TASK:
Your task is to repeat the entries word for word while leaving out the pictures.

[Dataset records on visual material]
..........

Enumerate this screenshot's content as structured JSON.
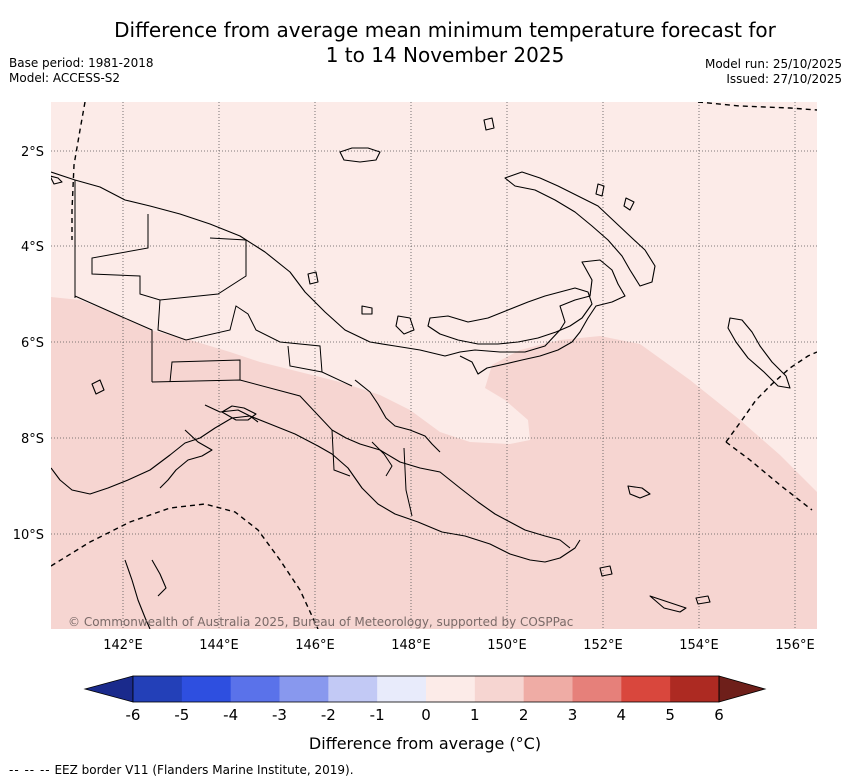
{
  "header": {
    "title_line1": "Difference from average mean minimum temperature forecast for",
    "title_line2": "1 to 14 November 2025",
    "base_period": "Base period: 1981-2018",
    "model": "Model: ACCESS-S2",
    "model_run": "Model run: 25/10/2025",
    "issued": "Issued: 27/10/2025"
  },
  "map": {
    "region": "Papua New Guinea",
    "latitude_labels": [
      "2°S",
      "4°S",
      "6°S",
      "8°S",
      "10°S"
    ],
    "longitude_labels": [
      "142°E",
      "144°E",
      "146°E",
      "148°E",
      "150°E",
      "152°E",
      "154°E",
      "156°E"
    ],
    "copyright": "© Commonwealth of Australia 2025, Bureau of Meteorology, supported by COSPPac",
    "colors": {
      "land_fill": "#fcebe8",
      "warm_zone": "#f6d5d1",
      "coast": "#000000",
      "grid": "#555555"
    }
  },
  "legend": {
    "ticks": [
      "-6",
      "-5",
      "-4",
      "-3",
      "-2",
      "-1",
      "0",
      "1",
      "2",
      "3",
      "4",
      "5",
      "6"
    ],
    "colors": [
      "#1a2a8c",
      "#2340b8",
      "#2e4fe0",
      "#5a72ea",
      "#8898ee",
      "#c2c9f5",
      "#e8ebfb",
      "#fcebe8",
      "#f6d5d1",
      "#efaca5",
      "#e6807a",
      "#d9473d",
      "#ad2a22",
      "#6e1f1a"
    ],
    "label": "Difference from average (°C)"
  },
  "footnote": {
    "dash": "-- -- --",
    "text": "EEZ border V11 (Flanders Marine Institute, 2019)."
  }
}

..........

ANSWER TO THIS TASK:
Enumerate this screenshot's content as structured JSON.
{
  "header": {
    "title_line1": "Difference from average mean minimum temperature forecast for",
    "title_line2": "1 to 14 November 2025",
    "base_period": "Base period: 1981-2018",
    "model": "Model: ACCESS-S2",
    "model_run": "Model run: 25/10/2025",
    "issued": "Issued: 27/10/2025"
  },
  "map": {
    "region": "Papua New Guinea",
    "latitude_labels": [
      "2°S",
      "4°S",
      "6°S",
      "8°S",
      "10°S"
    ],
    "longitude_labels": [
      "142°E",
      "144°E",
      "146°E",
      "148°E",
      "150°E",
      "152°E",
      "154°E",
      "156°E"
    ],
    "copyright": "© Commonwealth of Australia 2025, Bureau of Meteorology, supported by COSPPac",
    "colors": {
      "land_fill": "#fcebe8",
      "warm_zone": "#f6d5d1",
      "coast": "#000000",
      "grid": "#555555"
    }
  },
  "legend": {
    "ticks": [
      "-6",
      "-5",
      "-4",
      "-3",
      "-2",
      "-1",
      "0",
      "1",
      "2",
      "3",
      "4",
      "5",
      "6"
    ],
    "colors": [
      "#1a2a8c",
      "#2340b8",
      "#2e4fe0",
      "#5a72ea",
      "#8898ee",
      "#c2c9f5",
      "#e8ebfb",
      "#fcebe8",
      "#f6d5d1",
      "#efaca5",
      "#e6807a",
      "#d9473d",
      "#ad2a22",
      "#6e1f1a"
    ],
    "label": "Difference from average (°C)"
  },
  "footnote": {
    "dash": "-- -- --",
    "text": "EEZ border V11 (Flanders Marine Institute, 2019)."
  }
}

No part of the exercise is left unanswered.